• [DESCRIPTION OF THE TASK] In the listing below, find each line holding "name" and copy it.

• [DATA UNDER STUDY]
* * * * * * * * *

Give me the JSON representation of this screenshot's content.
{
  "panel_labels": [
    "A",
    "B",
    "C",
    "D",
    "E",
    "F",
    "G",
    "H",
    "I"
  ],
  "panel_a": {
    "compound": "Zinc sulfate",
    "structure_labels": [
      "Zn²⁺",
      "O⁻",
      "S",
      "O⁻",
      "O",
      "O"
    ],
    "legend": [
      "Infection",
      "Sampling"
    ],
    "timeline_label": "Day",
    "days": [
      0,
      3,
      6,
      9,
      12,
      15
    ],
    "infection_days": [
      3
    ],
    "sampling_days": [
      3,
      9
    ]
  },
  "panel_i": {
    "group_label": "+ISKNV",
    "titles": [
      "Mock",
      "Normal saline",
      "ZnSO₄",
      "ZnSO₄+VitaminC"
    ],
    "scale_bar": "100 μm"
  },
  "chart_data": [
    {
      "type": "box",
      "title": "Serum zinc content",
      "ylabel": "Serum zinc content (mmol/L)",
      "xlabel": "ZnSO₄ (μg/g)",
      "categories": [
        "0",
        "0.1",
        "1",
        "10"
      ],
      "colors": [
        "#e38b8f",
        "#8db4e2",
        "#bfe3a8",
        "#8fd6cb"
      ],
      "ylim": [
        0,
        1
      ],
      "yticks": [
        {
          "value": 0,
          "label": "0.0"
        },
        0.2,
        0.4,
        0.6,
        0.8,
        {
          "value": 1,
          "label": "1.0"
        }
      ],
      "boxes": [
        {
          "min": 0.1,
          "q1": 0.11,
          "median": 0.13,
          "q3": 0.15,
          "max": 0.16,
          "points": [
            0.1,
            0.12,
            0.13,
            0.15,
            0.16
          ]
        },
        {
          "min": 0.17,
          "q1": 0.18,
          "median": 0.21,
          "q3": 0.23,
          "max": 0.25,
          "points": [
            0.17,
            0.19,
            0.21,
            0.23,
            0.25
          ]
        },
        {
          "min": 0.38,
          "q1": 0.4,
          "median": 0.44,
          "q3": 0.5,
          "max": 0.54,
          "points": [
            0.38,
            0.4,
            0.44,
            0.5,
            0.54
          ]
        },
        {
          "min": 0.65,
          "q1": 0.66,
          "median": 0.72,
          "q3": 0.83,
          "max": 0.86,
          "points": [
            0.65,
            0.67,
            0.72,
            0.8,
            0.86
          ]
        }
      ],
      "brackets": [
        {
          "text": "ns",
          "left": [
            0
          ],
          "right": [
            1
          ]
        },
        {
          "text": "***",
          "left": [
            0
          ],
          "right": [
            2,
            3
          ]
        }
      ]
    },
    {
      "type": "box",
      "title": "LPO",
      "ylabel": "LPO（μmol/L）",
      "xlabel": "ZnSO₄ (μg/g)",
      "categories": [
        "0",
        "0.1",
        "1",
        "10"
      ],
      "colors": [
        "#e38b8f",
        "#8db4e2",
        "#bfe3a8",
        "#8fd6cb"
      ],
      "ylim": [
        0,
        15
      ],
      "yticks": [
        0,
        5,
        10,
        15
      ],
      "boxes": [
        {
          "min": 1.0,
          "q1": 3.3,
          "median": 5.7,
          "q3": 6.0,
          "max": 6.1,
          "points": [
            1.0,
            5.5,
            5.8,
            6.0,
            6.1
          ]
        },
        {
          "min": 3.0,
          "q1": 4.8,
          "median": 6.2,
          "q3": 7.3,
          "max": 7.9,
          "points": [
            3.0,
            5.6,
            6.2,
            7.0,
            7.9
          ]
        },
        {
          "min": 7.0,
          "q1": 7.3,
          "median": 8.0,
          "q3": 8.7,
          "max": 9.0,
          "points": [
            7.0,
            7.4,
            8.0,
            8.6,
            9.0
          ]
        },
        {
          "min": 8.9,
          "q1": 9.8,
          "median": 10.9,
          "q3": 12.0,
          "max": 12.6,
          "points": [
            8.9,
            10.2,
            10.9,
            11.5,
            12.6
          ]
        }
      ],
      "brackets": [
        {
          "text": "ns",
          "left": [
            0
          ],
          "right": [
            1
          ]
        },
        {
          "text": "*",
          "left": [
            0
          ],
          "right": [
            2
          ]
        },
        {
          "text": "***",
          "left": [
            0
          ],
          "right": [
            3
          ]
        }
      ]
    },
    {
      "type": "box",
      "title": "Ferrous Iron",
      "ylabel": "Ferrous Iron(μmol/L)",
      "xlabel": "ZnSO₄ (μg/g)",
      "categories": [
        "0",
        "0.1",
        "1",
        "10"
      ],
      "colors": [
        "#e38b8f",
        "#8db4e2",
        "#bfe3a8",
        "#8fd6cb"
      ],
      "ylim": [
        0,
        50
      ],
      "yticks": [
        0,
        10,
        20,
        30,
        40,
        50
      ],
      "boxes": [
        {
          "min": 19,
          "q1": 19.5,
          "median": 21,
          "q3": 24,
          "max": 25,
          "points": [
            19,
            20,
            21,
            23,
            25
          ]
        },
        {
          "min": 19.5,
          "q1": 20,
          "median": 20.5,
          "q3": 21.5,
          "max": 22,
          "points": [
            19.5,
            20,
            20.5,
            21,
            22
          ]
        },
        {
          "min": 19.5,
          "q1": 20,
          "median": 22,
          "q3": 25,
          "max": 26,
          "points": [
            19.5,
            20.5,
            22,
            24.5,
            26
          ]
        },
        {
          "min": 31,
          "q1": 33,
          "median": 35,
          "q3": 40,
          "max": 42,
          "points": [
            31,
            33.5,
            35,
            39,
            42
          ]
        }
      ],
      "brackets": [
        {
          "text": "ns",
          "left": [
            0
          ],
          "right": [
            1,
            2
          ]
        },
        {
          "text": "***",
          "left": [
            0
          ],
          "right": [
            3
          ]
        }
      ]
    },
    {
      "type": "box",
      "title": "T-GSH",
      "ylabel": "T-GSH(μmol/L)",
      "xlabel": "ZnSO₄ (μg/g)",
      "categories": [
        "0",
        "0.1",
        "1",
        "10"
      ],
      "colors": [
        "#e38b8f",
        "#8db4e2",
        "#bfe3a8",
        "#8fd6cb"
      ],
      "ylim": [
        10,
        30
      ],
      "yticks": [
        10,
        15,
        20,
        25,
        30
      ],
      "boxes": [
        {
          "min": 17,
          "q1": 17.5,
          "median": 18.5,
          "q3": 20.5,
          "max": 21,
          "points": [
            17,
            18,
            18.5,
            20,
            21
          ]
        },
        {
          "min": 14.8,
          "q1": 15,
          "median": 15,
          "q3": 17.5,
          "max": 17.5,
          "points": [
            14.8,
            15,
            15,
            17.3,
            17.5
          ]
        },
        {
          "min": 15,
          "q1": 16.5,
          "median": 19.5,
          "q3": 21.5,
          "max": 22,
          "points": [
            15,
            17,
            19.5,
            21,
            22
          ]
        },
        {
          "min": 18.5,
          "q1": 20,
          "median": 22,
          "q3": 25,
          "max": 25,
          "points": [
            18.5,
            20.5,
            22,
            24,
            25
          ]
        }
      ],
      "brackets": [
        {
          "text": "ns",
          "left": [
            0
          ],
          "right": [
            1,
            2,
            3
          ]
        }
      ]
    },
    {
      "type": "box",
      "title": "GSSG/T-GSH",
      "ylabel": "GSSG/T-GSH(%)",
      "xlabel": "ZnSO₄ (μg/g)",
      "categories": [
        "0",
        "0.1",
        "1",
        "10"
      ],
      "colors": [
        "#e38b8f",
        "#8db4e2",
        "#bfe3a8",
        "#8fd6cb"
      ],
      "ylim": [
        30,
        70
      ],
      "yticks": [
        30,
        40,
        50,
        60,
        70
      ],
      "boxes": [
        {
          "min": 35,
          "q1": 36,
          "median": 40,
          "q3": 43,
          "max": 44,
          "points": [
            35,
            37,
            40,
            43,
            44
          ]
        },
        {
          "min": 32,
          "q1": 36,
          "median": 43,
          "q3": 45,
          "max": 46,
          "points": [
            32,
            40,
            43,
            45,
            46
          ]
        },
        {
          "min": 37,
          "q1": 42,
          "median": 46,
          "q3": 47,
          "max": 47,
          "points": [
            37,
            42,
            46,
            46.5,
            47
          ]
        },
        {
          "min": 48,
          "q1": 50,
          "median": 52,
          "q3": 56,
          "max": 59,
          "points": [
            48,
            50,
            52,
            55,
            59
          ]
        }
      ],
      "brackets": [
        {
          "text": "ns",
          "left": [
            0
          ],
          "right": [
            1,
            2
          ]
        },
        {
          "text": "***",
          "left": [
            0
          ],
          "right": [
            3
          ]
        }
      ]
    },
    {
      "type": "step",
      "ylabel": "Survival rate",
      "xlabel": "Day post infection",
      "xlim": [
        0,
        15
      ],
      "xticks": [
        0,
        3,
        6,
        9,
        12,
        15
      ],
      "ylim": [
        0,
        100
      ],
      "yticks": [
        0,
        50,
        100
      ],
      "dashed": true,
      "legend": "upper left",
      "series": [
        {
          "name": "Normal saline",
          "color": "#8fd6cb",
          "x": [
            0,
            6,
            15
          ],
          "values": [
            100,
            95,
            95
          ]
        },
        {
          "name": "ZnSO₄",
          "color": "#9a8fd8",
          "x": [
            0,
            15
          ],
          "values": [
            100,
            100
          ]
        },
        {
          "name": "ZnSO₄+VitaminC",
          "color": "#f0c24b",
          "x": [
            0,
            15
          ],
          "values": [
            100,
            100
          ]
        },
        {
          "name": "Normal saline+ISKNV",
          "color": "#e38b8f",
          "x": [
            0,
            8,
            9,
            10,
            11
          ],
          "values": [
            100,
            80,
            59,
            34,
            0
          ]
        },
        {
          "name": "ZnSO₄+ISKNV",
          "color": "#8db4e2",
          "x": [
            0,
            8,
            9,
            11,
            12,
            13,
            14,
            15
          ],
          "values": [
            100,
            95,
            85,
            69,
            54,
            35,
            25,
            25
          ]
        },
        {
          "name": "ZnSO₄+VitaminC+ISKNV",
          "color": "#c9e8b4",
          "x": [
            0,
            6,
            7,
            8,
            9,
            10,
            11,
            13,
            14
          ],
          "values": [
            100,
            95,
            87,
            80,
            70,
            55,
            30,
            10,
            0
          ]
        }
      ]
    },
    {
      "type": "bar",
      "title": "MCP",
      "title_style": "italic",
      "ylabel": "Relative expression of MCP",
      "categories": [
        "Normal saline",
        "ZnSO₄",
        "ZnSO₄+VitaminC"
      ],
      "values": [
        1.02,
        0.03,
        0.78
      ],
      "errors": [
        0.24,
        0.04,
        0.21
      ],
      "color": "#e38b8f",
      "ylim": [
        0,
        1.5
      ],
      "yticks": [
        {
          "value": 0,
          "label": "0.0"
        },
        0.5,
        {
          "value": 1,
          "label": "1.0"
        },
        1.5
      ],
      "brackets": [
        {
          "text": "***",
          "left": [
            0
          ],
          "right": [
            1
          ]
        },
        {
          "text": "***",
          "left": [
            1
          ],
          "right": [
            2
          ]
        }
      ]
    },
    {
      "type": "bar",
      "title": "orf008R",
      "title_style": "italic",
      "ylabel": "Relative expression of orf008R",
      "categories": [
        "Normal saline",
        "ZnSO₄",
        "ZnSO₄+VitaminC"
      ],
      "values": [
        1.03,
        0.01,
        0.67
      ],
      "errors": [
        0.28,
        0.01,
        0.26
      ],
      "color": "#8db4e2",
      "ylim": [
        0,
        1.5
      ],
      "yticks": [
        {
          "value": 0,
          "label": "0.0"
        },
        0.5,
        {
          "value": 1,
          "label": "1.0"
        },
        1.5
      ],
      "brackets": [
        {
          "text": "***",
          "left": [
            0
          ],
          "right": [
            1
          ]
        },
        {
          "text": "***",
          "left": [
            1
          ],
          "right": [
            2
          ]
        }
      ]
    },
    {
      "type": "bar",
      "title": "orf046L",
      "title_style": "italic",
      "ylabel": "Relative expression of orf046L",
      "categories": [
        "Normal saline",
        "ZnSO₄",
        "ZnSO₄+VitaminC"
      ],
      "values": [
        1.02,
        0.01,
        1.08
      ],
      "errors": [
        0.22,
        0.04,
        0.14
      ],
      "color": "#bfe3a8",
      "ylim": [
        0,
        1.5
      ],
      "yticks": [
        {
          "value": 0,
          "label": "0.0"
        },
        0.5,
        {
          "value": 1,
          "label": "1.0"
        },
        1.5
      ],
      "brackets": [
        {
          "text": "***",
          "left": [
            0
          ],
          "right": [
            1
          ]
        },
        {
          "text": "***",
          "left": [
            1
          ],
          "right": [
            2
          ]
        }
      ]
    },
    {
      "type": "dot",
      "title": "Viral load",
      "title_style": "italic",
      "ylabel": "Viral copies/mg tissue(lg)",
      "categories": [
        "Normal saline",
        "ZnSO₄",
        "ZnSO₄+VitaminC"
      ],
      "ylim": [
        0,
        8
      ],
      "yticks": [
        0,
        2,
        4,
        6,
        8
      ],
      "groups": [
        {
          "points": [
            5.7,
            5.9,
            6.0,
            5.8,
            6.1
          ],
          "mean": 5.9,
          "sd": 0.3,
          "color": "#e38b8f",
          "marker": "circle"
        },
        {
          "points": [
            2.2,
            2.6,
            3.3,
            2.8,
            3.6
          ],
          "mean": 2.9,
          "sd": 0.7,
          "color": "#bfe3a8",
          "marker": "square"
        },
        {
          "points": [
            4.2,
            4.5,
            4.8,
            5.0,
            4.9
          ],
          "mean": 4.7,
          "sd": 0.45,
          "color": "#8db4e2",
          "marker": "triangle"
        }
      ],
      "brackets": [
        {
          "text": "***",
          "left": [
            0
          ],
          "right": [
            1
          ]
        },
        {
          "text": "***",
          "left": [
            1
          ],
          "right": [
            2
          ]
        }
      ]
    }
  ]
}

* * * * * * * * *

• [TASK ANSWER]
          "name": "Normal saline",
          "name": "ZnSO₄",
          "name": "ZnSO₄+VitaminC",
          "name": "Normal saline+ISKNV",
          "name": "ZnSO₄+ISKNV",
          "name": "ZnSO₄+VitaminC+ISKNV",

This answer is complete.